# [Request]
Each line of the data that includes the string "Administrator" is to be copied out.

___ Task inputs

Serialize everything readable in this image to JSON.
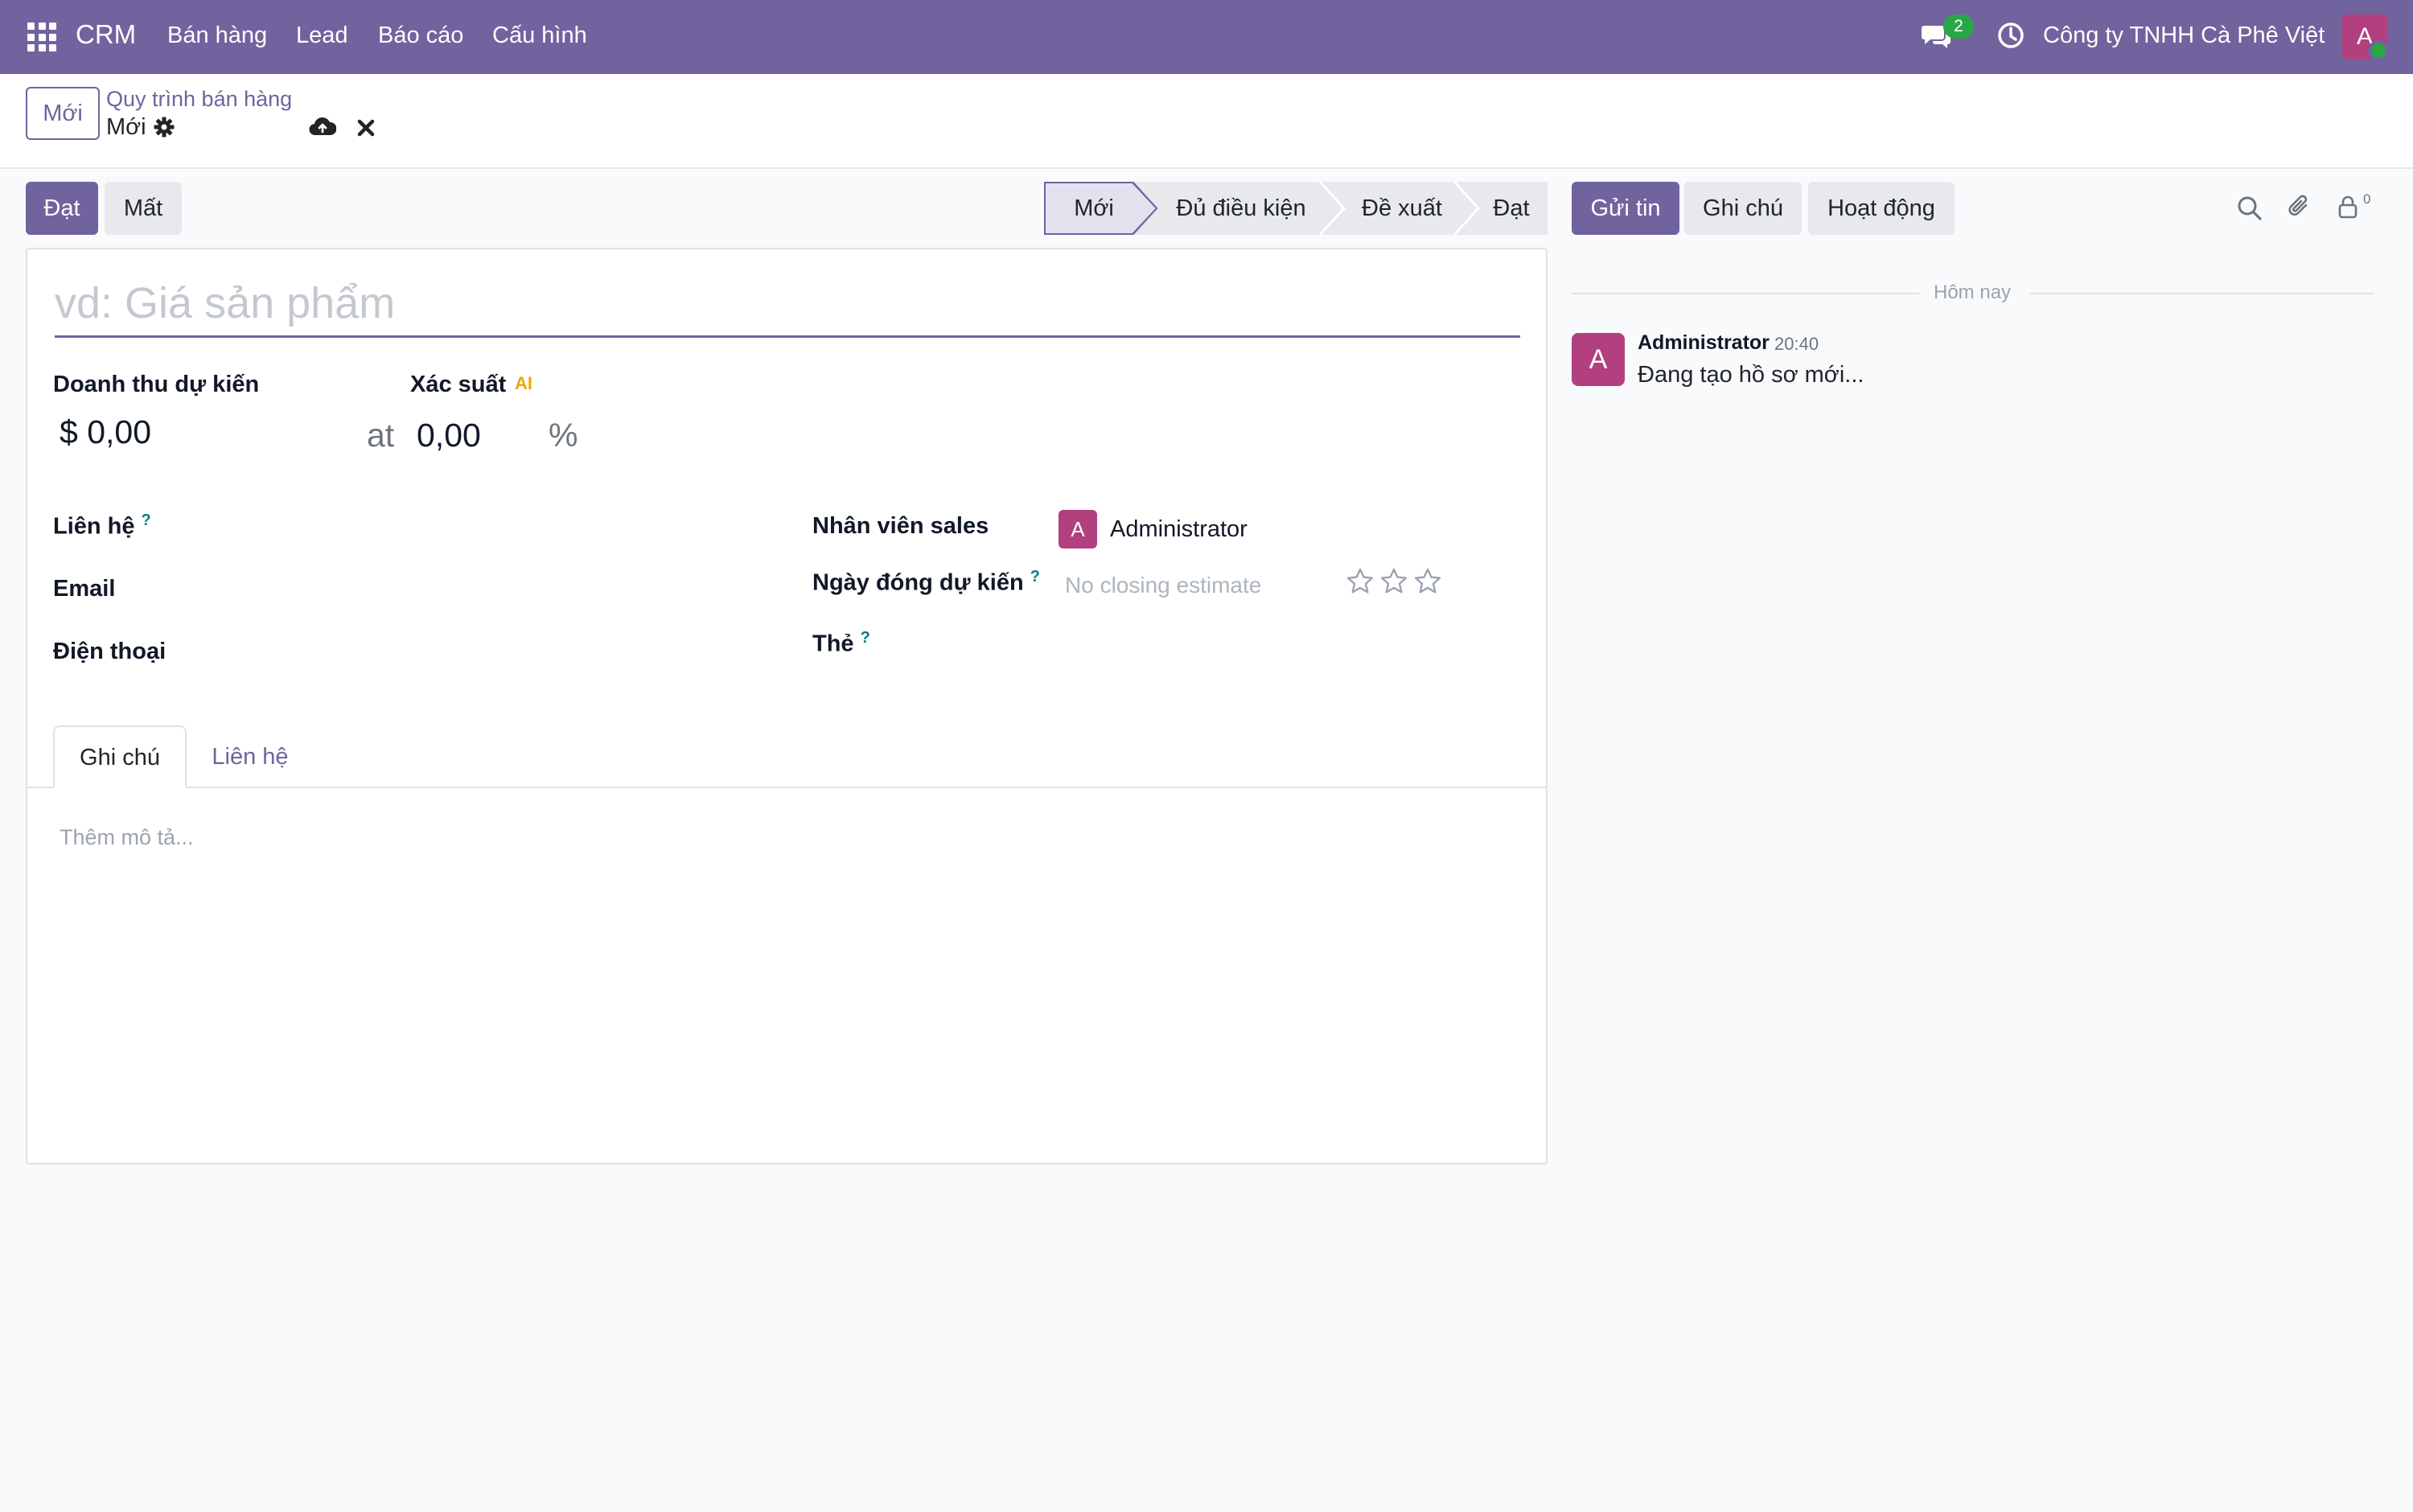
{
  "navbar": {
    "brand": "CRM",
    "menu": [
      "Bán hàng",
      "Lead",
      "Báo cáo",
      "Cấu hình"
    ],
    "message_count": "2",
    "company": "Công ty TNHH Cà Phê Việt",
    "user_initial": "A"
  },
  "control_panel": {
    "new_button": "Mới",
    "breadcrumb": "Quy trình bán hàng",
    "record_name": "Mới"
  },
  "status_buttons": {
    "won": "Đạt",
    "lost": "Mất"
  },
  "stages": [
    "Mới",
    "Đủ điều kiện",
    "Đề xuất",
    "Đạt"
  ],
  "active_stage": "Mới",
  "form": {
    "title_placeholder": "vd: Giá sản phẩm",
    "expected_revenue_label": "Doanh thu dự kiến",
    "expected_revenue_value": "$ 0,00",
    "at_label": "at",
    "probability_label": "Xác suất",
    "ai_badge": "AI",
    "probability_value": "0,00",
    "percent": "%",
    "contact_label": "Liên hệ",
    "email_label": "Email",
    "phone_label": "Điện thoại",
    "salesperson_label": "Nhân viên sales",
    "salesperson_initial": "A",
    "salesperson_name": "Administrator",
    "deadline_label": "Ngày đóng dự kiến",
    "deadline_placeholder": "No closing estimate",
    "tags_label": "Thẻ",
    "help_mark": "?",
    "priority_stars": 0
  },
  "tabs": {
    "notes": "Ghi chú",
    "contact": "Liên hệ"
  },
  "description_placeholder": "Thêm mô tả...",
  "chatter": {
    "send_message": "Gửi tin",
    "log_note": "Ghi chú",
    "activities": "Hoạt động",
    "follower_count": "0",
    "date_separator": "Hôm nay",
    "messages": [
      {
        "author_initial": "A",
        "author": "Administrator",
        "time": "20:40",
        "body": "Đang tạo hồ sơ mới..."
      }
    ]
  },
  "colors": {
    "brand": "#71639e",
    "avatar": "#b2407e",
    "online": "#28a745",
    "help": "#017e84"
  }
}
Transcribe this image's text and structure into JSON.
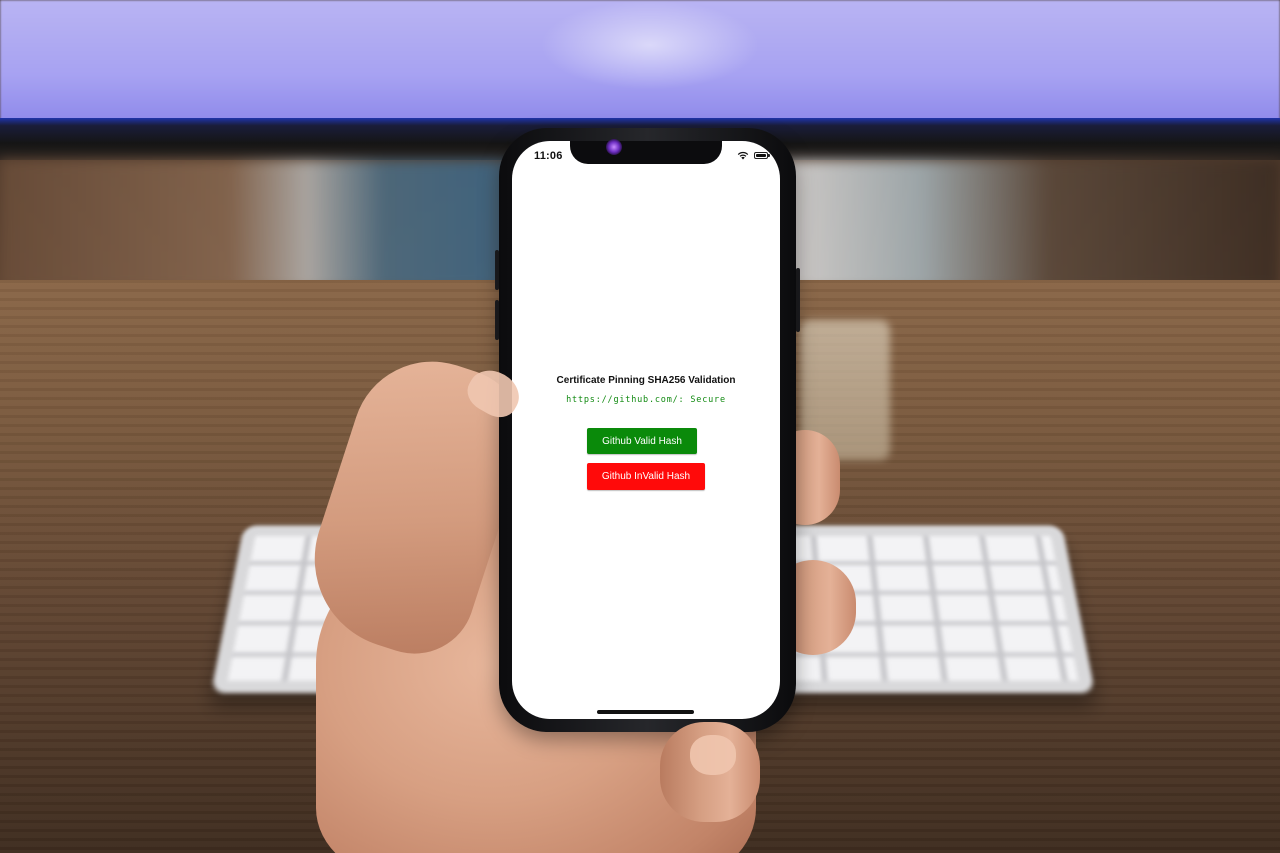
{
  "status_bar": {
    "time": "11:06",
    "icons": [
      "wifi-icon",
      "battery-icon"
    ]
  },
  "app": {
    "title": "Certificate Pinning SHA256 Validation",
    "status_text": "https://github.com/: Secure",
    "status_color": "#118a11",
    "buttons": {
      "valid_label": "Github Valid Hash",
      "valid_color": "#0a8a0a",
      "invalid_label": "Github InValid Hash",
      "invalid_color": "#ff0a0a"
    }
  }
}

______

# [Output]
    "salesperson_name": "Administrator",
        "author": "Administrator",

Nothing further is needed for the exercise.